* BEGIN Material *

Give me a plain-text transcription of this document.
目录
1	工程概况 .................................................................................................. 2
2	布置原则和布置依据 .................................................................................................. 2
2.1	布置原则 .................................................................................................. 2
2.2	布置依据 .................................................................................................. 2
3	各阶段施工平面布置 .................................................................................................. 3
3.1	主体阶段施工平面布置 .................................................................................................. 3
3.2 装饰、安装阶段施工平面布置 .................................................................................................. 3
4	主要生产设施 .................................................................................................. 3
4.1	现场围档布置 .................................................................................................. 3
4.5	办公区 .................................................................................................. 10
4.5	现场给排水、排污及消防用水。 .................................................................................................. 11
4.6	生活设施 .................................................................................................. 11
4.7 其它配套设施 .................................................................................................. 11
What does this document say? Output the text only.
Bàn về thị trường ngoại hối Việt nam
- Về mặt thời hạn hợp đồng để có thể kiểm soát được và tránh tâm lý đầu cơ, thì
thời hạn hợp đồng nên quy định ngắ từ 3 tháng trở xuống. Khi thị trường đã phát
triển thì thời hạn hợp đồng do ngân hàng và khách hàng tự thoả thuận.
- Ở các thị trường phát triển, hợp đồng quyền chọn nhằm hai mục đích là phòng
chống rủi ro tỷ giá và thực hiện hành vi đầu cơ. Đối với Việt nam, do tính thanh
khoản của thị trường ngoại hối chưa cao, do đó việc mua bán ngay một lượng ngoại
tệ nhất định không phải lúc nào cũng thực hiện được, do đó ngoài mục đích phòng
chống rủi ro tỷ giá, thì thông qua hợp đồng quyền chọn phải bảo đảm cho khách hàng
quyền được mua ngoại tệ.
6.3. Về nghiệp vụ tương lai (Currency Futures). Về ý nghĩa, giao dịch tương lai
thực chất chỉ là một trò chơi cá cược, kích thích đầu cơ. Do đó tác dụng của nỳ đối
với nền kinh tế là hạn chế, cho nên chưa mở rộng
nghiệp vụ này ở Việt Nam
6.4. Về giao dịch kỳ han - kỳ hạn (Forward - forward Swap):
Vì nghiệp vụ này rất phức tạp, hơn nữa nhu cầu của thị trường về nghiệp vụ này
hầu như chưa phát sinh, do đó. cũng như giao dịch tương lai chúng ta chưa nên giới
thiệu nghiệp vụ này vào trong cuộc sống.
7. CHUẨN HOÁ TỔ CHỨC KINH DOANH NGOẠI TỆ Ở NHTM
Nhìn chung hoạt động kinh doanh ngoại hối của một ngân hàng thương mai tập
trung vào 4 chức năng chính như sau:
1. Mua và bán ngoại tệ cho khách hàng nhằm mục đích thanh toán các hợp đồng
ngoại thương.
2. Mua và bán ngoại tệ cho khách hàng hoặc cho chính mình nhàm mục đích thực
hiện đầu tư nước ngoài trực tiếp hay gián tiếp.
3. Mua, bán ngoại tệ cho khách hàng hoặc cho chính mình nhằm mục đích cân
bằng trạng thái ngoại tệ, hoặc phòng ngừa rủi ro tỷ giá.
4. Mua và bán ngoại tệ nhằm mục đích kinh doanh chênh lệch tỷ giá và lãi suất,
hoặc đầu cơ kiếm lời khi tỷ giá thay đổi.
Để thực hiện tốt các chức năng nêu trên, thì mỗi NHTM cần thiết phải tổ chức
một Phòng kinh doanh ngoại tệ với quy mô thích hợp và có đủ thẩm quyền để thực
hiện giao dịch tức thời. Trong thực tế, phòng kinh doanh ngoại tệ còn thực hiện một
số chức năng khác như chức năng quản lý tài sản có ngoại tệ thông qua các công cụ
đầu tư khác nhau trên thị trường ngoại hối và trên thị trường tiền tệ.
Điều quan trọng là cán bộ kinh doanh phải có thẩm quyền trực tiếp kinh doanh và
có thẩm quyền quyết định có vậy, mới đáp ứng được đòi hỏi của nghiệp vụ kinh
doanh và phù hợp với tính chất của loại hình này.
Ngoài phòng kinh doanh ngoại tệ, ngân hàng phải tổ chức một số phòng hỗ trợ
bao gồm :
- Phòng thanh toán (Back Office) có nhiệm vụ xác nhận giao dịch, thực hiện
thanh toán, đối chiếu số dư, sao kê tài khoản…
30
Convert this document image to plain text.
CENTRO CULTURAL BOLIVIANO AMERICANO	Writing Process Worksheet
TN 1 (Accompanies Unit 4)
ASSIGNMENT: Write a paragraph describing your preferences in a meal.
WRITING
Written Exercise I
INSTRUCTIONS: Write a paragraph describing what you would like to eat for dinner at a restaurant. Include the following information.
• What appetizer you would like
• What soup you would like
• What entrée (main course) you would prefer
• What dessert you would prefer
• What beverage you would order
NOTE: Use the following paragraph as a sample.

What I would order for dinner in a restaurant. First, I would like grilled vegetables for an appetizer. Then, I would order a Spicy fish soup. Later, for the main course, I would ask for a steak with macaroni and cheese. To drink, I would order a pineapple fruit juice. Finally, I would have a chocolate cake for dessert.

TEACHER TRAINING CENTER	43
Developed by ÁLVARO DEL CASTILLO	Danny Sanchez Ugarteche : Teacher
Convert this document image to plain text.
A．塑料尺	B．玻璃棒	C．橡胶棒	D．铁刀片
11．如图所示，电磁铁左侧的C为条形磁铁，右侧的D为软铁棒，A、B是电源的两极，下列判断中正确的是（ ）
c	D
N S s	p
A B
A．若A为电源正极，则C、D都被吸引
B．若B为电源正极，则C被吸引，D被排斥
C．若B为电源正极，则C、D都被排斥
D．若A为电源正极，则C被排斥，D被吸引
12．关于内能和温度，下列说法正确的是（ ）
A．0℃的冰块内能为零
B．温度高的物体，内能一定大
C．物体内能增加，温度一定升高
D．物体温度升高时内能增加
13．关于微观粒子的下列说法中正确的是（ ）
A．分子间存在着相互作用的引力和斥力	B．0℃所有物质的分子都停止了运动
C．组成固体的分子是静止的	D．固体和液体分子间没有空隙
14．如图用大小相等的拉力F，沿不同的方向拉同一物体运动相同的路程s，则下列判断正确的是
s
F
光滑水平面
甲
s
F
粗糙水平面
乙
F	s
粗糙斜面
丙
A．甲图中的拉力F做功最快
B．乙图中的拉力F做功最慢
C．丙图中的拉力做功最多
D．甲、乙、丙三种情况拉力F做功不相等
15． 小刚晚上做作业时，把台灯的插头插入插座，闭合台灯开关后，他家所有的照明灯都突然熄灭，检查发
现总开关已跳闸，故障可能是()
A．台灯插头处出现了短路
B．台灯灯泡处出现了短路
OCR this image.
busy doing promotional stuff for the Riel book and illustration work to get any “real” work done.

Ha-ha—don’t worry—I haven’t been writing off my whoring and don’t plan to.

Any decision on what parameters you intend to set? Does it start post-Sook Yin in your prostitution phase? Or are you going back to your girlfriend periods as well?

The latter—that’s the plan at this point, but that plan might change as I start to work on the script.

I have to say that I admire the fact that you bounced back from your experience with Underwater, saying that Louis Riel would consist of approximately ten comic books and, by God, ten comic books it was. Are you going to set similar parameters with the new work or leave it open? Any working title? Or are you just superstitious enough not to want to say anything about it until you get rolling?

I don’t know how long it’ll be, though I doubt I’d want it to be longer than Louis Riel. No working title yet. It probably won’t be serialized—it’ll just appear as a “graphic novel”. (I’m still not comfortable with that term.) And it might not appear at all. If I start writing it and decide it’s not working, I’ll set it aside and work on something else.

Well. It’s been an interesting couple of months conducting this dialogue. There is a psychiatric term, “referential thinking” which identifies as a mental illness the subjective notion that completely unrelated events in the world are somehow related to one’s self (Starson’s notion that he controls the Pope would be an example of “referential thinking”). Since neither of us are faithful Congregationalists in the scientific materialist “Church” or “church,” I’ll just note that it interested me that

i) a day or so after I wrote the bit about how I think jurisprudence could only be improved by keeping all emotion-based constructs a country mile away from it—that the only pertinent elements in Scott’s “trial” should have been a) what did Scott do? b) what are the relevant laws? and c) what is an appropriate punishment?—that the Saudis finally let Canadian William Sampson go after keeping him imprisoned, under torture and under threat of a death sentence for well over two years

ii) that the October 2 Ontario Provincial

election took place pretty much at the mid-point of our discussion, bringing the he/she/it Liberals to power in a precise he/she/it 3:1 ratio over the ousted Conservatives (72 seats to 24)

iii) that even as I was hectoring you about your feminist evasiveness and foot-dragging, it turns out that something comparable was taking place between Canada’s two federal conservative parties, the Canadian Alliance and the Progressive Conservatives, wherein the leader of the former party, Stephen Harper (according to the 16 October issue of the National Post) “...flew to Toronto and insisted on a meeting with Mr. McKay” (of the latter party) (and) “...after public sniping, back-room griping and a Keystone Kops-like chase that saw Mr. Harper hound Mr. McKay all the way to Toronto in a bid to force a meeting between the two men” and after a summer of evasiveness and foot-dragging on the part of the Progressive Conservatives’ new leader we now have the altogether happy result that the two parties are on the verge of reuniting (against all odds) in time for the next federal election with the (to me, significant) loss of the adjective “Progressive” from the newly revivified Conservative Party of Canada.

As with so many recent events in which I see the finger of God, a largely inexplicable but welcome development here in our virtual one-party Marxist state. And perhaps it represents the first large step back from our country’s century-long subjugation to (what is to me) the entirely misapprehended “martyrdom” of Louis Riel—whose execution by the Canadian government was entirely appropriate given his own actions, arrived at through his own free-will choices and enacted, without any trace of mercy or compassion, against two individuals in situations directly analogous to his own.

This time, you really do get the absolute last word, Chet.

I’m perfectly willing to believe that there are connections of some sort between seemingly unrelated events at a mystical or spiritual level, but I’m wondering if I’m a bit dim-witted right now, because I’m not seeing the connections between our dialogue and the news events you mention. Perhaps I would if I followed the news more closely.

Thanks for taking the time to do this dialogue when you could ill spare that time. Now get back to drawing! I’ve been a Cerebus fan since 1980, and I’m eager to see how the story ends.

* END Material *

◆ Prompt ◆
Locate all lines in the listing above with the word "thực" and copy them.

◆ Problem solution ◆
chống rủi ro tỷ giá và thực hiện hành vi đầu cơ. Đối với Việt nam, do tính thanh
tệ nhất định không phải lúc nào cũng thực hiện được, do đó ngoài mục đích phòng
thực chất chỉ là một trò chơi cá cược, kích thích đầu cơ. Do đó tác dụng của nỳ đối
2. Mua và bán ngoại tệ cho khách hàng hoặc cho chính mình nhàm mục đích thực
Để thực hiện tốt các chức năng nêu trên, thì mỗi NHTM cần thiết phải tổ chức
một Phòng kinh doanh ngoại tệ với quy mô thích hợp và có đủ thẩm quyền để thực
hiện giao dịch tức thời. Trong thực tế, phòng kinh doanh ngoại tệ còn thực hiện một
- Phòng thanh toán (Back Office) có nhiệm vụ xác nhận giao dịch, thực hiện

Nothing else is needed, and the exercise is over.